Records for processing =
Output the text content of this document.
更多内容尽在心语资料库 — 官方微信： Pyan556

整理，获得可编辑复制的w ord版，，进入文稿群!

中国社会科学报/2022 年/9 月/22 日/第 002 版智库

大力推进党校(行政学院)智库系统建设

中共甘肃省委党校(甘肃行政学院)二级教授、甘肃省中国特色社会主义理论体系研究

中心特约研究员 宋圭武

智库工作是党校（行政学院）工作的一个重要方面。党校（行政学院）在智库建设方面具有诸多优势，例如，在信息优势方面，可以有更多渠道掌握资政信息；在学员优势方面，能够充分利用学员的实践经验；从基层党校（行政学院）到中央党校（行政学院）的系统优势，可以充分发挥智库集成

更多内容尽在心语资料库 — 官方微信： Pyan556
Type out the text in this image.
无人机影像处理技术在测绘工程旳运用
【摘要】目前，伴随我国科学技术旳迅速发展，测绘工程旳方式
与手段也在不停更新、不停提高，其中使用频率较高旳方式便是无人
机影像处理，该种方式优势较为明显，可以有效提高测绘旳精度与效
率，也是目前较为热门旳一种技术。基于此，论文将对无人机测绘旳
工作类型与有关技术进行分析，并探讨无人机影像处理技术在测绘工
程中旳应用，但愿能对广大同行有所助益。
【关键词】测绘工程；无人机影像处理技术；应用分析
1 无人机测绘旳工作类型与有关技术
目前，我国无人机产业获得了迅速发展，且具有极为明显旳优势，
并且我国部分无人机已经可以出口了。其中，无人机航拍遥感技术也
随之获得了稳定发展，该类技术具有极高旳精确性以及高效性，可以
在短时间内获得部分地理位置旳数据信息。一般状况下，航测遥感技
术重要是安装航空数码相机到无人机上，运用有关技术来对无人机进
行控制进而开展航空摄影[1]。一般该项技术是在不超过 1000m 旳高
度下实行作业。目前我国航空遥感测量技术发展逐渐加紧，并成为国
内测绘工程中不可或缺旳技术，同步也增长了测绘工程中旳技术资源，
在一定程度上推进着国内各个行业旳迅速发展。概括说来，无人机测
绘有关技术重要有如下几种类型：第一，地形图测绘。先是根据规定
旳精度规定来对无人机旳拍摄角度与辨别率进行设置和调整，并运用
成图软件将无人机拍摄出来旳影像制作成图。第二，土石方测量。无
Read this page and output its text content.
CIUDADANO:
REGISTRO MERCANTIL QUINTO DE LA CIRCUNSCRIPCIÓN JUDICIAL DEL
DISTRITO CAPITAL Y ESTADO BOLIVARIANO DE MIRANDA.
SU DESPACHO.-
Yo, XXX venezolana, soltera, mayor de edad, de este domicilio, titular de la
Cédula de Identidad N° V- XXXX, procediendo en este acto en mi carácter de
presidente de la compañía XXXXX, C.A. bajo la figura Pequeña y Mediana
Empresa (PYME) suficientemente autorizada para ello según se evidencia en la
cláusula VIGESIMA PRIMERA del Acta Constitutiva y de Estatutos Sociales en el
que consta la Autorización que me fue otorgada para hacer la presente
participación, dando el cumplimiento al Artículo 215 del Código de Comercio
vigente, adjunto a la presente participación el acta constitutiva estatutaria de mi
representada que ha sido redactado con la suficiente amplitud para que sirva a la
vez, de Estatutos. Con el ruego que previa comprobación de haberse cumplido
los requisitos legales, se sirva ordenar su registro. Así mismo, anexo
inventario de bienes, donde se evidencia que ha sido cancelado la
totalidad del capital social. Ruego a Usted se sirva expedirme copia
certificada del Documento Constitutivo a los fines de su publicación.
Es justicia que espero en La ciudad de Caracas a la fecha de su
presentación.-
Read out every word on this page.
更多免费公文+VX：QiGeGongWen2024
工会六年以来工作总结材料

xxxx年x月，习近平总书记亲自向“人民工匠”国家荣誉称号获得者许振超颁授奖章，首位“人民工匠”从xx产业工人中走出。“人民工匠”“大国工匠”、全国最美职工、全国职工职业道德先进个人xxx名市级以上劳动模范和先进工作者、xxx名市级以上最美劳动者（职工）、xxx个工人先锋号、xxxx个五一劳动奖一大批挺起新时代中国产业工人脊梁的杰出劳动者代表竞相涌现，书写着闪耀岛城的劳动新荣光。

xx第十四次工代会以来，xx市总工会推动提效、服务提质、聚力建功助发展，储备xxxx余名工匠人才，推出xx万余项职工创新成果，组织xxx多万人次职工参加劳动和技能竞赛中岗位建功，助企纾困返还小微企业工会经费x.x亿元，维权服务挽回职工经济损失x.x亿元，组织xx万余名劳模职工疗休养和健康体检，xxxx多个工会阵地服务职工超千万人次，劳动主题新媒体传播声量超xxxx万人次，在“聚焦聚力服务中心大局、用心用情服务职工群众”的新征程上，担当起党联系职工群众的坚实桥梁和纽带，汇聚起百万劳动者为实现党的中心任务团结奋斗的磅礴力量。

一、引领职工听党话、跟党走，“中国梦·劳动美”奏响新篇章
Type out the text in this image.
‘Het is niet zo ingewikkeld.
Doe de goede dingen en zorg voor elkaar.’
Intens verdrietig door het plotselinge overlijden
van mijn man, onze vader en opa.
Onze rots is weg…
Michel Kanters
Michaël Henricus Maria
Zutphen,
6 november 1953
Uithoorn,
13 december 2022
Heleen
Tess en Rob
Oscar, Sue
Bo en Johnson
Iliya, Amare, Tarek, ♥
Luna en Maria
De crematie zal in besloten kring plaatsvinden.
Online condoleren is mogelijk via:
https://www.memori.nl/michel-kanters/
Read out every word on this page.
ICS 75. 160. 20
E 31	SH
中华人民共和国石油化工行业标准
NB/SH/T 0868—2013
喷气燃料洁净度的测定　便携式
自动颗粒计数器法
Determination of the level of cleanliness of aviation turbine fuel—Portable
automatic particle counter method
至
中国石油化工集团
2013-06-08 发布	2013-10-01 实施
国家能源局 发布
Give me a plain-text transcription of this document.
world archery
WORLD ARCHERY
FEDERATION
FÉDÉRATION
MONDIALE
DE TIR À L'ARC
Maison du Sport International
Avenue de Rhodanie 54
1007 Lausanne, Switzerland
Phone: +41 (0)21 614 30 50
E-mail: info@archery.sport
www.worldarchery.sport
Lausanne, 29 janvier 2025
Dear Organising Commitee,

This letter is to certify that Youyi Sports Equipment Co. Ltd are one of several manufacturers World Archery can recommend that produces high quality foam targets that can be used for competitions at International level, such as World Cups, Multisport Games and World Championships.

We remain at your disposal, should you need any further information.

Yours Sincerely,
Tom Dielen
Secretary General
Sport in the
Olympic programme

Given request = From the entries above, copy every line where the word "text" shows up.

The result =
Output the text content of this document.
Type out the text in this image.
Read this page and output its text content.
Type out the text in this image.
Give me a plain-text transcription of this document.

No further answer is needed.